▶ [GOAL]: Print the records again, character for character.

══ INPUT FOR THIS TASK

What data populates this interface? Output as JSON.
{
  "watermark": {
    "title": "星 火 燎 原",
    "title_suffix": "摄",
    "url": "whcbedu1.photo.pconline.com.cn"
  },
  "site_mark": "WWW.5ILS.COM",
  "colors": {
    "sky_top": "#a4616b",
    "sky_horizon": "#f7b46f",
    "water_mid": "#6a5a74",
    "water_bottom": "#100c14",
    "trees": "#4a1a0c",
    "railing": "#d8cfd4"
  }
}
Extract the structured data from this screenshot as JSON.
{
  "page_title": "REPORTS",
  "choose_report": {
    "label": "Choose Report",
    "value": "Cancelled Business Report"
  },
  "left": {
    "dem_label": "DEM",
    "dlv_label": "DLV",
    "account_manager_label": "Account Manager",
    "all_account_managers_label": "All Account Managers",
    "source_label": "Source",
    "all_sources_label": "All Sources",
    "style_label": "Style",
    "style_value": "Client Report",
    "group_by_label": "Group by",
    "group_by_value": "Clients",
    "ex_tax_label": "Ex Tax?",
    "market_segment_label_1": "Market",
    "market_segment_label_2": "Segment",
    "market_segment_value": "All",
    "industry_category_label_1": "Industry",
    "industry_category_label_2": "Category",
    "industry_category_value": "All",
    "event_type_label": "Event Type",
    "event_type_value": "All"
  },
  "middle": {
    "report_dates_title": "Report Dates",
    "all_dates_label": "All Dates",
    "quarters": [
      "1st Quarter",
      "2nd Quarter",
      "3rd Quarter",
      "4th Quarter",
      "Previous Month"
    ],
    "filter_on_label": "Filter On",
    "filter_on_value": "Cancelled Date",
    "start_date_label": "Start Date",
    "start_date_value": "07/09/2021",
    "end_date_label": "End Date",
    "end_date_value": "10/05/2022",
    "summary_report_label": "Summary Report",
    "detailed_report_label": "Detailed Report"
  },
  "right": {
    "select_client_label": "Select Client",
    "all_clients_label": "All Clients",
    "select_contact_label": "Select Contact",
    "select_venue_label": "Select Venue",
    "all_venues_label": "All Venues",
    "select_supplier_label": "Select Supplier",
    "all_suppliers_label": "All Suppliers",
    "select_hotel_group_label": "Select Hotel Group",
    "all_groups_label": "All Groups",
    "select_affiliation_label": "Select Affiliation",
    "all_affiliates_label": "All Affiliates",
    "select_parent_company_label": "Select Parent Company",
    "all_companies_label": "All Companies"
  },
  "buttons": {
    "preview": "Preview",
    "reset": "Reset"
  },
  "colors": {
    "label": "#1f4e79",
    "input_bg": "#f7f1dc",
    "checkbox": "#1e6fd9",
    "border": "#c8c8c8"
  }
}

════

▶ [TASK OUTPUT]:
What data populates this interface? Output as JSON.
{
  "watermark": {
    "title": "星 火 燎 原",
    "title_suffix": "摄",
    "url": "whcbedu1.photo.pconline.com.cn"
  },
  "site_mark": "WWW.5ILS.COM",
  "colors": {
    "sky_top": "#a4616b",
    "sky_horizon": "#f7b46f",
    "water_mid": "#6a5a74",
    "water_bottom": "#100c14",
    "trees": "#4a1a0c",
    "railing": "#d8cfd4"
  }
}
Extract the structured data from this screenshot as JSON.
{
  "page_title": "REPORTS",
  "choose_report": {
    "label": "Choose Report",
    "value": "Cancelled Business Report"
  },
  "left": {
    "dem_label": "DEM",
    "dlv_label": "DLV",
    "account_manager_label": "Account Manager",
    "all_account_managers_label": "All Account Managers",
    "source_label": "Source",
    "all_sources_label": "All Sources",
    "style_label": "Style",
    "style_value": "Client Report",
    "group_by_label": "Group by",
    "group_by_value": "Clients",
    "ex_tax_label": "Ex Tax?",
    "market_segment_label_1": "Market",
    "market_segment_label_2": "Segment",
    "market_segment_value": "All",
    "industry_category_label_1": "Industry",
    "industry_category_label_2": "Category",
    "industry_category_value": "All",
    "event_type_label": "Event Type",
    "event_type_value": "All"
  },
  "middle": {
    "report_dates_title": "Report Dates",
    "all_dates_label": "All Dates",
    "quarters": [
      "1st Quarter",
      "2nd Quarter",
      "3rd Quarter",
      "4th Quarter",
      "Previous Month"
    ],
    "filter_on_label": "Filter On",
    "filter_on_value": "Cancelled Date",
    "start_date_label": "Start Date",
    "start_date_value": "07/09/2021",
    "end_date_label": "End Date",
    "end_date_value": "10/05/2022",
    "summary_report_label": "Summary Report",
    "detailed_report_label": "Detailed Report"
  },
  "right": {
    "select_client_label": "Select Client",
    "all_clients_label": "All Clients",
    "select_contact_label": "Select Contact",
    "select_venue_label": "Select Venue",
    "all_venues_label": "All Venues",
    "select_supplier_label": "Select Supplier",
    "all_suppliers_label": "All Suppliers",
    "select_hotel_group_label": "Select Hotel Group",
    "all_groups_label": "All Groups",
    "select_affiliation_label": "Select Affiliation",
    "all_affiliates_label": "All Affiliates",
    "select_parent_company_label": "Select Parent Company",
    "all_companies_label": "All Companies"
  },
  "buttons": {
    "preview": "Preview",
    "reset": "Reset"
  },
  "colors": {
    "label": "#1f4e79",
    "input_bg": "#f7f1dc",
    "checkbox": "#1e6fd9",
    "border": "#c8c8c8"
  }
}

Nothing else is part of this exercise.